Given request
Locate every line below that contains the word "cespitosa" and copy it.

Records for the task

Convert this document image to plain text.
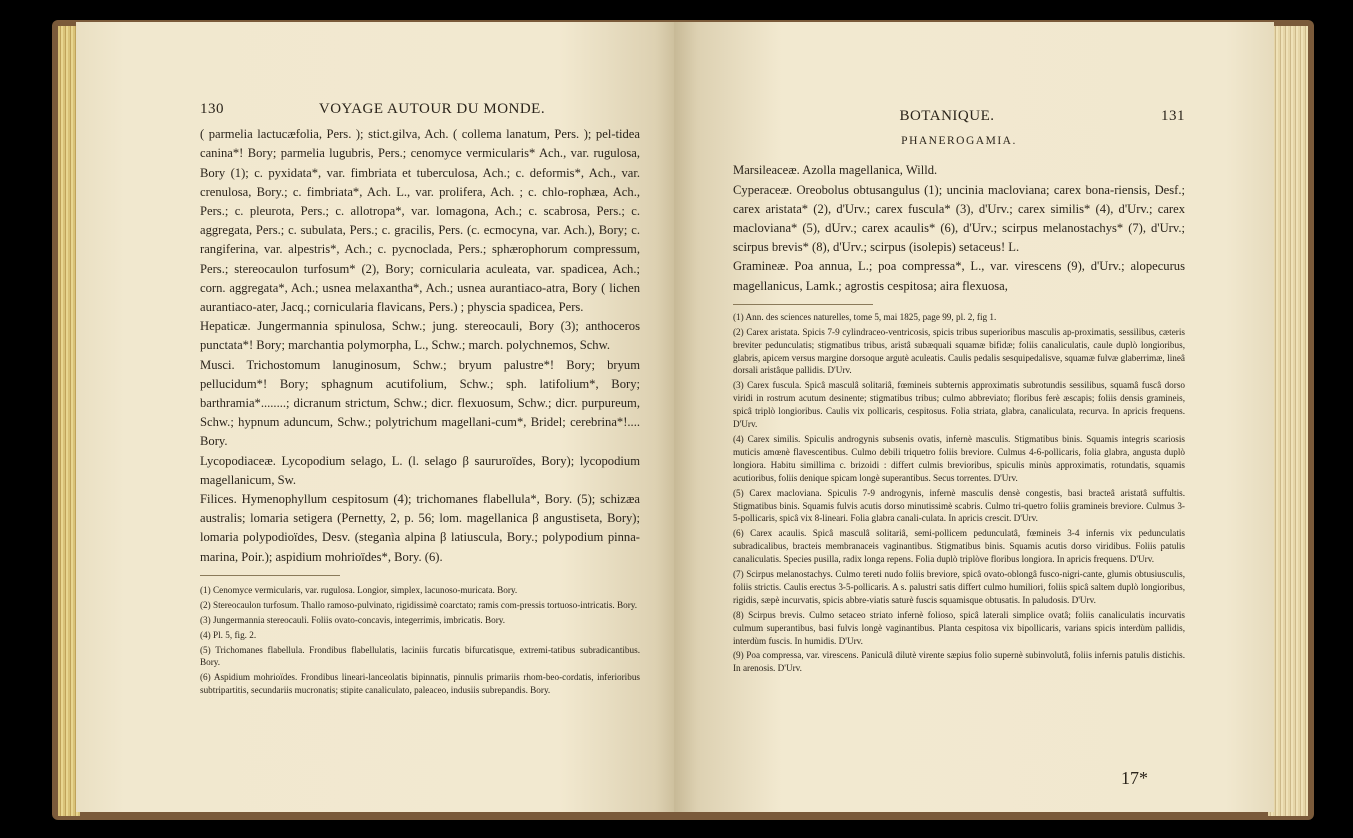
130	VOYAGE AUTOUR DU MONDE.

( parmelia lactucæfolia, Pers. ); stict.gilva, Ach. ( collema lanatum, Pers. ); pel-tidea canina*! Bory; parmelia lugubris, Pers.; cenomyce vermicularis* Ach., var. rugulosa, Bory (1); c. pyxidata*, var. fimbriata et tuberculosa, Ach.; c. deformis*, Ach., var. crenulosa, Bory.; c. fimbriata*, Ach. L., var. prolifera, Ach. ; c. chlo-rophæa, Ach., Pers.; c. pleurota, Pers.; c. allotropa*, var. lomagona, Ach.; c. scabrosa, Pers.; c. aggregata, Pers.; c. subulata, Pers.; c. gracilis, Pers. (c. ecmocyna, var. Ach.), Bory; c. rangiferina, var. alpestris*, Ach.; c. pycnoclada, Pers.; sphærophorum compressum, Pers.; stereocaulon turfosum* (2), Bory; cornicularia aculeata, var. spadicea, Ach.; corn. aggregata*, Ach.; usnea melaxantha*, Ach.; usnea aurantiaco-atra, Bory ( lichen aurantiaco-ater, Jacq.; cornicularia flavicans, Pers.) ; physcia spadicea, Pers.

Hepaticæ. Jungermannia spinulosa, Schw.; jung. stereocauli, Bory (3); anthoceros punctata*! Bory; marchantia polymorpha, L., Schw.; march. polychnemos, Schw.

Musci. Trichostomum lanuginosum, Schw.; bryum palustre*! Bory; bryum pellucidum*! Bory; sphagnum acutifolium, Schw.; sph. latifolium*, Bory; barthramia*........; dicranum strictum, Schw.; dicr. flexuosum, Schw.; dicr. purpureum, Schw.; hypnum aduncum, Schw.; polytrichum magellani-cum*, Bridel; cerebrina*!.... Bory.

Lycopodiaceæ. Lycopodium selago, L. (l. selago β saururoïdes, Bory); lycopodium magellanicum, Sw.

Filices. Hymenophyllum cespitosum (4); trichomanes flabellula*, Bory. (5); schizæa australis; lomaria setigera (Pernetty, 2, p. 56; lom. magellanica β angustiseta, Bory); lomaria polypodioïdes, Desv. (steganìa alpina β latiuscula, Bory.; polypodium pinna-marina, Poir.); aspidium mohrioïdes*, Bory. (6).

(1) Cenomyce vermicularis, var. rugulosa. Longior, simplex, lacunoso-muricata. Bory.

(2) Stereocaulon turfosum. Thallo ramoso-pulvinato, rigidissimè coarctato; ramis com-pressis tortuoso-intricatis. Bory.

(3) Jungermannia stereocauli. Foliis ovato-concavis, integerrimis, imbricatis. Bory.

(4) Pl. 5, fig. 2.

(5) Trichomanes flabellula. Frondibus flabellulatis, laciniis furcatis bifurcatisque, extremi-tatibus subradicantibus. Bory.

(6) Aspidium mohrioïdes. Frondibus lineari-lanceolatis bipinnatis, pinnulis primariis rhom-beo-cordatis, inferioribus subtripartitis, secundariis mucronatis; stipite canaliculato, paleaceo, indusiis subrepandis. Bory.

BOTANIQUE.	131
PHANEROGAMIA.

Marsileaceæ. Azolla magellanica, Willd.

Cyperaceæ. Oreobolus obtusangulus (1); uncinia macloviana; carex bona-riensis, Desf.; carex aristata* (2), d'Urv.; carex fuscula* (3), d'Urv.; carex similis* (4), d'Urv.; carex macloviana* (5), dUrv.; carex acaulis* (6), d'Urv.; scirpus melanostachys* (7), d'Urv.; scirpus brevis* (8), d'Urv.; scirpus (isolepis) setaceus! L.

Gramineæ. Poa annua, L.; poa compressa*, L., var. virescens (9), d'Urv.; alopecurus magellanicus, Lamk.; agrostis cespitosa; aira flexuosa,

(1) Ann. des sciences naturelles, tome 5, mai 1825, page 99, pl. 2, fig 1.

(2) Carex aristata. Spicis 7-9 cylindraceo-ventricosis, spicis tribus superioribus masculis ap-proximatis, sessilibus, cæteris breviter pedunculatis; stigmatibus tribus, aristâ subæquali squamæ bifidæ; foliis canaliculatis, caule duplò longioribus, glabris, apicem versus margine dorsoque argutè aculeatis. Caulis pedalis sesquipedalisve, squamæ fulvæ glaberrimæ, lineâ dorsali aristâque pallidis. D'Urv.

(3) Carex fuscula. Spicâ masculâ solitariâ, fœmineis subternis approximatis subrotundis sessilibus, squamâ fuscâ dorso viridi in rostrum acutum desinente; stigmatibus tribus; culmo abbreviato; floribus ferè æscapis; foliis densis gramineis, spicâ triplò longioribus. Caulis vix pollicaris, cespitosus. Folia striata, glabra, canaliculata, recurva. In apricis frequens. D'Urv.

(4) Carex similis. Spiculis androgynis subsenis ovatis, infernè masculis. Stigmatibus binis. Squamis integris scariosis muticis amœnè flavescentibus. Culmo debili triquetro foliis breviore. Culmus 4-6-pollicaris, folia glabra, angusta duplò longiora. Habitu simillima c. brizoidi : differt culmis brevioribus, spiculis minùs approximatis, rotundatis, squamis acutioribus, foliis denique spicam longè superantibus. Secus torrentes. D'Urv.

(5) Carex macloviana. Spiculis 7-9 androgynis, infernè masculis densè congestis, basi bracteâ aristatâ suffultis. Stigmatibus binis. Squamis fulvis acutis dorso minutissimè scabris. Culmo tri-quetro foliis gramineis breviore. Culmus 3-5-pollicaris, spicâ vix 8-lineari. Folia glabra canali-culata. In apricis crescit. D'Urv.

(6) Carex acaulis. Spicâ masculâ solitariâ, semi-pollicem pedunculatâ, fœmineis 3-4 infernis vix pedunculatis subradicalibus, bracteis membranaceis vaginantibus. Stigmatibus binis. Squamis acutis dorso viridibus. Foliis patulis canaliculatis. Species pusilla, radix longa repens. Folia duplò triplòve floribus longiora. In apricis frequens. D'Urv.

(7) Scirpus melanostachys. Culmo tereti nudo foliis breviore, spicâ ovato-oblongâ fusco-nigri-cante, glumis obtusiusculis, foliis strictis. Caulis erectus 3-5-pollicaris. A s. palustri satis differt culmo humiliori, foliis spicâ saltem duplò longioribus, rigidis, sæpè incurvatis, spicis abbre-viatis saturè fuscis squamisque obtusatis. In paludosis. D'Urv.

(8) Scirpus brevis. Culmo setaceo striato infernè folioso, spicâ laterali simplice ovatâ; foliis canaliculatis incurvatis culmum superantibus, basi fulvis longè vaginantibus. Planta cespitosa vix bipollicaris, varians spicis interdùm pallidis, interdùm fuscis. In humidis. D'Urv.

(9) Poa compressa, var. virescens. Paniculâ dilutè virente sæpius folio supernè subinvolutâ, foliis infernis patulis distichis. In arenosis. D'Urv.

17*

Task solution
Gramineæ. Poa annua, L.; poa compressa*, L., var. virescens (9), d'Urv.; alopecurus magellanicus, Lamk.; agrostis cespitosa; aira flexuosa,
(8) Scirpus brevis. Culmo setaceo striato infernè folioso, spicâ laterali simplice ovatâ; foliis canaliculatis incurvatis culmum superantibus, basi fulvis longè vaginantibus. Planta cespitosa vix bipollicaris, varians spicis interdùm pallidis, interdùm fuscis. In humidis. D'Urv.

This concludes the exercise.